- _Work to be completed_
Search the listing below for the word "will" and copy each line that holds it.

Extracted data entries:
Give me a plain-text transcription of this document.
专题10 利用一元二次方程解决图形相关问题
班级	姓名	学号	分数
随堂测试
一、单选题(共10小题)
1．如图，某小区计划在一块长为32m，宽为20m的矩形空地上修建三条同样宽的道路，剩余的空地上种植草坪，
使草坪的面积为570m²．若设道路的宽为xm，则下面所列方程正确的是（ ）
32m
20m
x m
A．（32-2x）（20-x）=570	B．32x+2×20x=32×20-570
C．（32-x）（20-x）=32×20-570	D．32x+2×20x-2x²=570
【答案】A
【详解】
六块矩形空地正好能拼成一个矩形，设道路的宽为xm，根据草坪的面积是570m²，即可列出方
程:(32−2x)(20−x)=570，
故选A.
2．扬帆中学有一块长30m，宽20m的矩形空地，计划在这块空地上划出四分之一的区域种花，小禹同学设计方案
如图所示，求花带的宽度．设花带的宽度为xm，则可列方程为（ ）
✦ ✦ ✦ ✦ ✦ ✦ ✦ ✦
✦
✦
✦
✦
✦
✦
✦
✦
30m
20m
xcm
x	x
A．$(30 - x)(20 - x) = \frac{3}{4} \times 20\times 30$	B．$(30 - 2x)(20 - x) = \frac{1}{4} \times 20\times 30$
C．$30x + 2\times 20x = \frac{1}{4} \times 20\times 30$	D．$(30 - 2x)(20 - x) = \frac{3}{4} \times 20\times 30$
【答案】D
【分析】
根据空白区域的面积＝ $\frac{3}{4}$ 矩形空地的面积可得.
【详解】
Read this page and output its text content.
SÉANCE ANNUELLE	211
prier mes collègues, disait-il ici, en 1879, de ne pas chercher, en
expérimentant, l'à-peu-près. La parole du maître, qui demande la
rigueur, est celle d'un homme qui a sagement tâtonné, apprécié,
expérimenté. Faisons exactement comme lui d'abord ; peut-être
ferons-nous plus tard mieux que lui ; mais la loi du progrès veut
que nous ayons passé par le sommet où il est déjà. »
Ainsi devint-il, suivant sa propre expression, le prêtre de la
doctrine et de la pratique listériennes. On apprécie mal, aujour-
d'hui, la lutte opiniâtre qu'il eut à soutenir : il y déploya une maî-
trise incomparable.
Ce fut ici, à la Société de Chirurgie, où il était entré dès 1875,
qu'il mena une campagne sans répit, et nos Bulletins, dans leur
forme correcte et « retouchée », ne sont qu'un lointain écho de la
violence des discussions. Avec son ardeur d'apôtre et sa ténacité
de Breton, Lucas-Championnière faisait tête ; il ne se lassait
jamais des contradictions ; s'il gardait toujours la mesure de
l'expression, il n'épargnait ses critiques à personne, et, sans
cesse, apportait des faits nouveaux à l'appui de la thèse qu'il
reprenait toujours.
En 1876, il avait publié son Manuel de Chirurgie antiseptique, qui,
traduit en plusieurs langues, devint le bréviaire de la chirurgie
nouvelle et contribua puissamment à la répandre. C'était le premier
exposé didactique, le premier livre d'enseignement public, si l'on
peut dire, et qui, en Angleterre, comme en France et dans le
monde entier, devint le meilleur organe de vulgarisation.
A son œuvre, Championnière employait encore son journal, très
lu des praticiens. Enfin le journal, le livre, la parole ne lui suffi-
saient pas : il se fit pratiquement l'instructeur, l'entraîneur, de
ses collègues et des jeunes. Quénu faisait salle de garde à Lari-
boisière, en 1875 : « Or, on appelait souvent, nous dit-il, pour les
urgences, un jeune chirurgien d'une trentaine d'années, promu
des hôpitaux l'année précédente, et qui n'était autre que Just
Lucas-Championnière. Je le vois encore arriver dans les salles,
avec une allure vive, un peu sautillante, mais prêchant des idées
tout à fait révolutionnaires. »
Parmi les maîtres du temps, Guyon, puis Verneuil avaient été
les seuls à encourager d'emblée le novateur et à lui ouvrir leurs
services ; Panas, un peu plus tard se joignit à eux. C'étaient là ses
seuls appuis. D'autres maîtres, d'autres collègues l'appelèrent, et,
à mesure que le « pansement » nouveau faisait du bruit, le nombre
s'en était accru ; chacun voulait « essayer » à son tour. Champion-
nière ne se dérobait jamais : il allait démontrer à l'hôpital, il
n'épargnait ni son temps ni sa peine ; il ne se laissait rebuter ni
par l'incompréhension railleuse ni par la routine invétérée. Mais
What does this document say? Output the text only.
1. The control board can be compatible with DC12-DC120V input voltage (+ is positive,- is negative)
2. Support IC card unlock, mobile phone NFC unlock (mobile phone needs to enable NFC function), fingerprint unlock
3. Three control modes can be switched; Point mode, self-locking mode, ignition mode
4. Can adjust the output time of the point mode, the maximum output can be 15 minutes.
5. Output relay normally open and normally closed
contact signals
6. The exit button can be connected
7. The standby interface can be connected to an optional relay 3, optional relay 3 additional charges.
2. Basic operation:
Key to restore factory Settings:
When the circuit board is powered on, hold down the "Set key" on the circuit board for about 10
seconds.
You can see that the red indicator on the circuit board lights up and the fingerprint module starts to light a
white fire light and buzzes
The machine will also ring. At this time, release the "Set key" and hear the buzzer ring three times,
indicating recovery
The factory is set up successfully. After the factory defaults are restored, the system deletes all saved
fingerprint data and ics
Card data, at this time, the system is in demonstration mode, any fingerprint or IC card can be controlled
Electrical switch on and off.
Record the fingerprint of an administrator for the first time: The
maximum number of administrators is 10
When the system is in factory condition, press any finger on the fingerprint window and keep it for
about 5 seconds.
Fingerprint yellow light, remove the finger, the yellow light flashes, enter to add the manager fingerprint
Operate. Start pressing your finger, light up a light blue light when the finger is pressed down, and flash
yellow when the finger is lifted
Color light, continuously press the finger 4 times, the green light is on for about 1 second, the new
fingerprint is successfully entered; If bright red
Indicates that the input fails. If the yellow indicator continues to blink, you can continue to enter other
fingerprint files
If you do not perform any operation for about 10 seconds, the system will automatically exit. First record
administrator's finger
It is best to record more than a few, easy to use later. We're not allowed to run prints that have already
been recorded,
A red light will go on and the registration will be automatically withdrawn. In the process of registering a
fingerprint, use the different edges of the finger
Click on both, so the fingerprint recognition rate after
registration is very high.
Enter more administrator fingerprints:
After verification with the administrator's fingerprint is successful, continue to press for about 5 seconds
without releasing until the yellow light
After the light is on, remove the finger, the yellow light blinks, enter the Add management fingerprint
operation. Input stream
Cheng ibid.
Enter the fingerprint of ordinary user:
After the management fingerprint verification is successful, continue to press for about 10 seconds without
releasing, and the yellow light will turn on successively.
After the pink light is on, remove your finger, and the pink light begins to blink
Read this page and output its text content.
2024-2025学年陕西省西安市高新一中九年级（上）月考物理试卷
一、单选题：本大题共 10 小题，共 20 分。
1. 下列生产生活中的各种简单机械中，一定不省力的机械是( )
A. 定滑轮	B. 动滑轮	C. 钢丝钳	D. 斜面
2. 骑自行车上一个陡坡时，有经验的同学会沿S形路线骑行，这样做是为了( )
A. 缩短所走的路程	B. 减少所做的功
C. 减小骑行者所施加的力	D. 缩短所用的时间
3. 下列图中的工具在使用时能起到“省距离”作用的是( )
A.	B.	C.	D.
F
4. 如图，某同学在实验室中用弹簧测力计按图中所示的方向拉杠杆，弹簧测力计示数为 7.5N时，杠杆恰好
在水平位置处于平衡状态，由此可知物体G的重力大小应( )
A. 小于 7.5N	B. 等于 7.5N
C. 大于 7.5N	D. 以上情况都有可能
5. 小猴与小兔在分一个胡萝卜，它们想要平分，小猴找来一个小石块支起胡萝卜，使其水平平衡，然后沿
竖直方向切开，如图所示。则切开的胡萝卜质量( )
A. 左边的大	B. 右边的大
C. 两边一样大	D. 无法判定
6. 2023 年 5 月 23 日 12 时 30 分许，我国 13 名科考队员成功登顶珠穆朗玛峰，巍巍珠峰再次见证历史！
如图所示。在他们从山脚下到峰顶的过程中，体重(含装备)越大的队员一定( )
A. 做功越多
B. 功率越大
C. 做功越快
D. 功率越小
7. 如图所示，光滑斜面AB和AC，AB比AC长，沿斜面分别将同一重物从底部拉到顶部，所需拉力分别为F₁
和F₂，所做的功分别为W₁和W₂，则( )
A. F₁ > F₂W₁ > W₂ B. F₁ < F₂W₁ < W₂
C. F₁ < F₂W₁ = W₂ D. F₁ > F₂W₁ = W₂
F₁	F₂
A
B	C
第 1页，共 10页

- _Full answer_
The machine will also ring. At this time, release the "Set key" and hear the buzzer ring three times,
If you do not perform any operation for about 10 seconds, the system will automatically exit. First record
A red light will go on and the registration will be automatically withdrawn. In the process of registering a
releasing, and the yellow light will turn on successively.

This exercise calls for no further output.